• _EXERCISE OBJECTIVE_: Make an exact copy of each entry, leaving out every picture.

(A run of records)
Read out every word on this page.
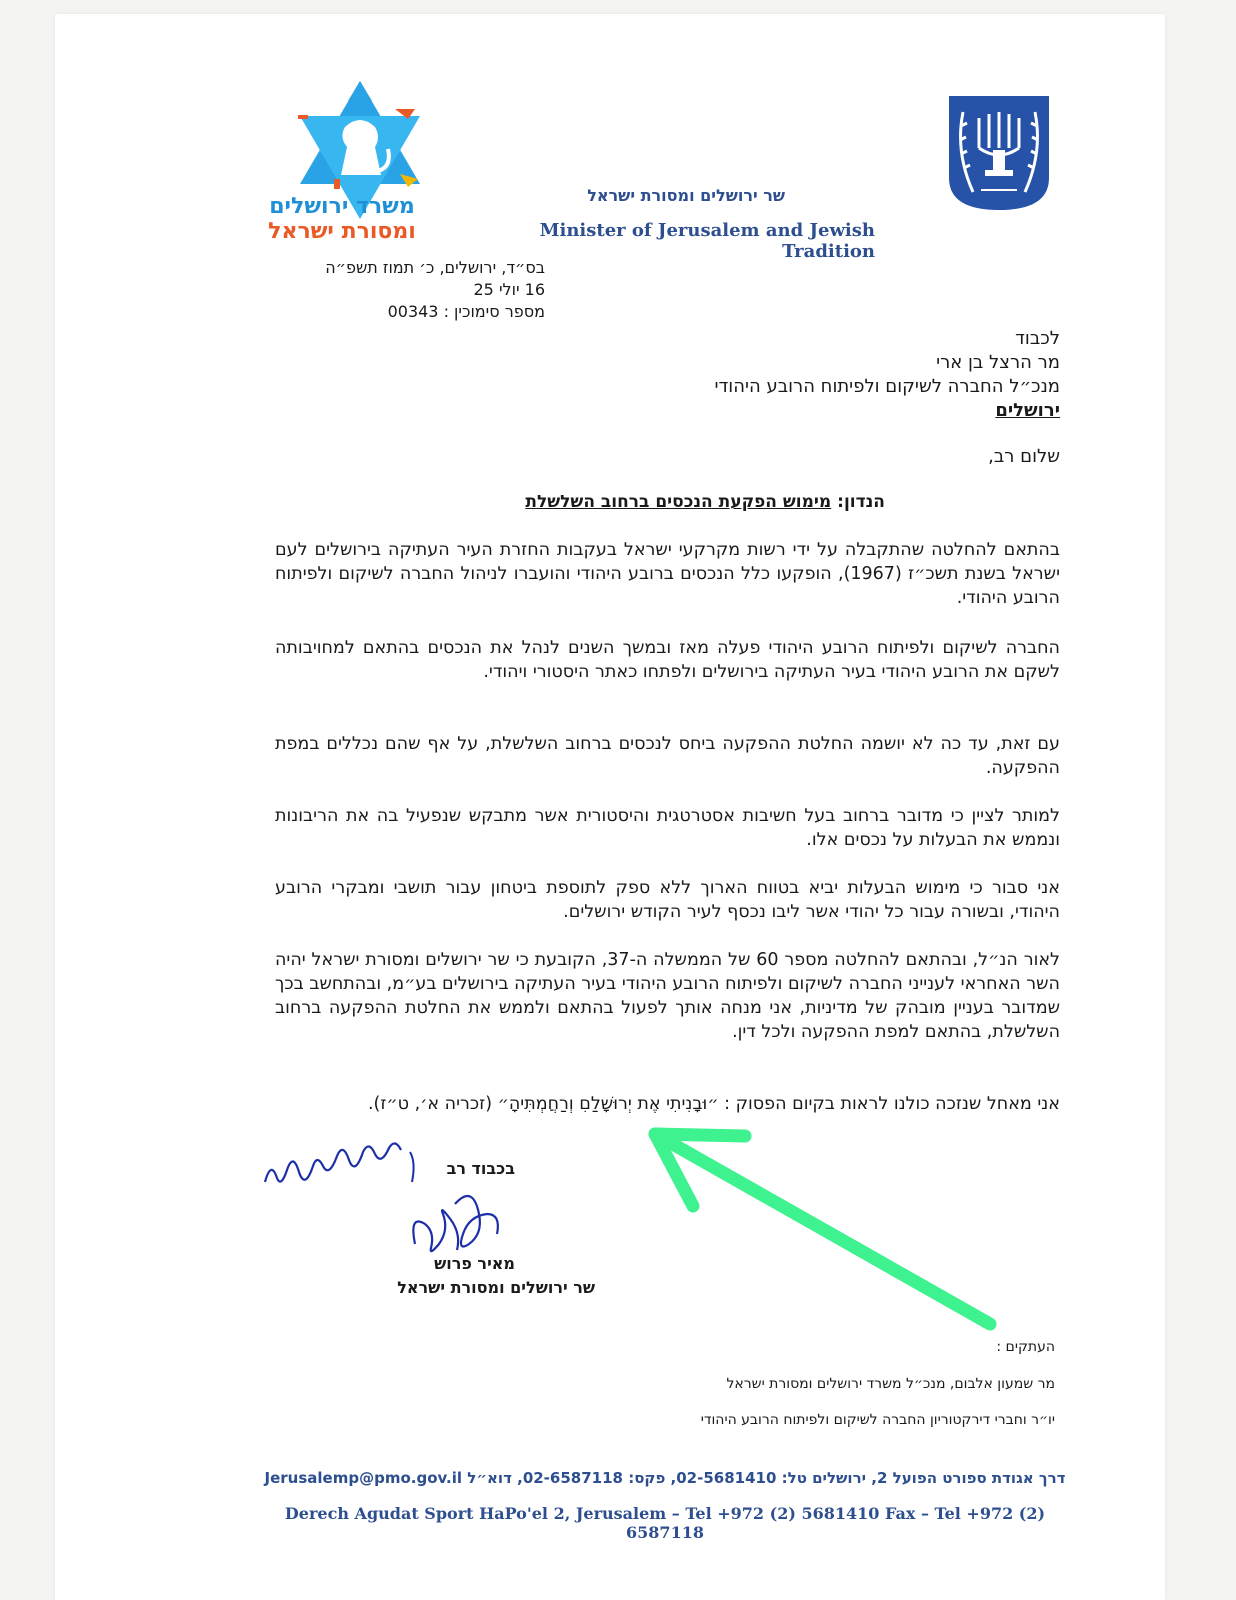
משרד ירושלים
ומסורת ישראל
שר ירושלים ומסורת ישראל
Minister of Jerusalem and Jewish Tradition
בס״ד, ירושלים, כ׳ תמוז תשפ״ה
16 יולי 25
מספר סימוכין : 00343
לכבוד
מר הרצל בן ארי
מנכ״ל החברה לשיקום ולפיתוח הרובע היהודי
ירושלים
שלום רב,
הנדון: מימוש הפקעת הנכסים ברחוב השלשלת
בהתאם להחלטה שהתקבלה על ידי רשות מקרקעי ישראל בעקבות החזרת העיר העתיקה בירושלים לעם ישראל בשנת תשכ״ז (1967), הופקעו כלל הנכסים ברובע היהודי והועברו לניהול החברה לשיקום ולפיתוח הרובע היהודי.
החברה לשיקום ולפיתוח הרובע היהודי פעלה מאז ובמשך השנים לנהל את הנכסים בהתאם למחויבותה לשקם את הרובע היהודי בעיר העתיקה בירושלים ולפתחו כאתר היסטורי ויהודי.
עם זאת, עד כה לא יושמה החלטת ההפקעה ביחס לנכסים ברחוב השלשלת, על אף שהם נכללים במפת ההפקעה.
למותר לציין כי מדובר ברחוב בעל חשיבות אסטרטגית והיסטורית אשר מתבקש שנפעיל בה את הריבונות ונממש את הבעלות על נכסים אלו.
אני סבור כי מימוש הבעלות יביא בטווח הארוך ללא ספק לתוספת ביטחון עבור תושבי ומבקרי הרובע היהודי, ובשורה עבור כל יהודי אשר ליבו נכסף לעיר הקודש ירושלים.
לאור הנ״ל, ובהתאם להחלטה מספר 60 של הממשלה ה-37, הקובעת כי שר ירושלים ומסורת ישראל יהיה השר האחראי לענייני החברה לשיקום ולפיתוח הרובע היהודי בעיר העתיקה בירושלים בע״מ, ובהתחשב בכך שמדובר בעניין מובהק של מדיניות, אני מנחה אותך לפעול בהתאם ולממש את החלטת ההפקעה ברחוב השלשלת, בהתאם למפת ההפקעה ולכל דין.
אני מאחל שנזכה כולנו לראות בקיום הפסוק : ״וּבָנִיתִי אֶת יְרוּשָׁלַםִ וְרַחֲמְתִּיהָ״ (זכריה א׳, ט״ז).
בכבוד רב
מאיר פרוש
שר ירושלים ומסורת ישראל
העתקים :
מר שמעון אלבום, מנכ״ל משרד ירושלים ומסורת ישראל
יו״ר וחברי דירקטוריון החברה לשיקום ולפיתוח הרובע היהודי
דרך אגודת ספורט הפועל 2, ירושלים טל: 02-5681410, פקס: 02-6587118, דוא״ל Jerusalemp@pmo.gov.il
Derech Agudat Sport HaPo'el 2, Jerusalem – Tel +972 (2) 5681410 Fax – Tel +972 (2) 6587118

• _RESULT_:
Read out every word on this page.
משרד ירושלים
ומסורת ישראל
שר ירושלים ומסורת ישראל
Minister of Jerusalem and Jewish Tradition
בס״ד, ירושלים, כ׳ תמוז תשפ״ה
16 יולי 25
מספר סימוכין : 00343
לכבוד
מר הרצל בן ארי
מנכ״ל החברה לשיקום ולפיתוח הרובע היהודי
ירושלים
שלום רב,
הנדון: מימוש הפקעת הנכסים ברחוב השלשלת
בהתאם להחלטה שהתקבלה על ידי רשות מקרקעי ישראל בעקבות החזרת העיר העתיקה בירושלים לעם ישראל בשנת תשכ״ז (1967), הופקעו כלל הנכסים ברובע היהודי והועברו לניהול החברה לשיקום ולפיתוח הרובע היהודי.
החברה לשיקום ולפיתוח הרובע היהודי פעלה מאז ובמשך השנים לנהל את הנכסים בהתאם למחויבותה לשקם את הרובע היהודי בעיר העתיקה בירושלים ולפתחו כאתר היסטורי ויהודי.
עם זאת, עד כה לא יושמה החלטת ההפקעה ביחס לנכסים ברחוב השלשלת, על אף שהם נכללים במפת ההפקעה.
למותר לציין כי מדובר ברחוב בעל חשיבות אסטרטגית והיסטורית אשר מתבקש שנפעיל בה את הריבונות ונממש את הבעלות על נכסים אלו.
אני סבור כי מימוש הבעלות יביא בטווח הארוך ללא ספק לתוספת ביטחון עבור תושבי ומבקרי הרובע היהודי, ובשורה עבור כל יהודי אשר ליבו נכסף לעיר הקודש ירושלים.
לאור הנ״ל, ובהתאם להחלטה מספר 60 של הממשלה ה-37, הקובעת כי שר ירושלים ומסורת ישראל יהיה השר האחראי לענייני החברה לשיקום ולפיתוח הרובע היהודי בעיר העתיקה בירושלים בע״מ, ובהתחשב בכך שמדובר בעניין מובהק של מדיניות, אני מנחה אותך לפעול בהתאם ולממש את החלטת ההפקעה ברחוב השלשלת, בהתאם למפת ההפקעה ולכל דין.
אני מאחל שנזכה כולנו לראות בקיום הפסוק : ״וּבָנִיתִי אֶת יְרוּשָׁלַםִ וְרַחֲמְתִּיהָ״ (זכריה א׳, ט״ז).
בכבוד רב
מאיר פרוש
שר ירושלים ומסורת ישראל
העתקים :
מר שמעון אלבום, מנכ״ל משרד ירושלים ומסורת ישראל
יו״ר וחברי דירקטוריון החברה לשיקום ולפיתוח הרובע היהודי
דרך אגודת ספורט הפועל 2, ירושלים טל: 02-5681410, פקס: 02-6587118, דוא״ל Jerusalemp@pmo.gov.il
Derech Agudat Sport HaPo'el 2, Jerusalem – Tel +972 (2) 5681410 Fax – Tel +972 (2) 6587118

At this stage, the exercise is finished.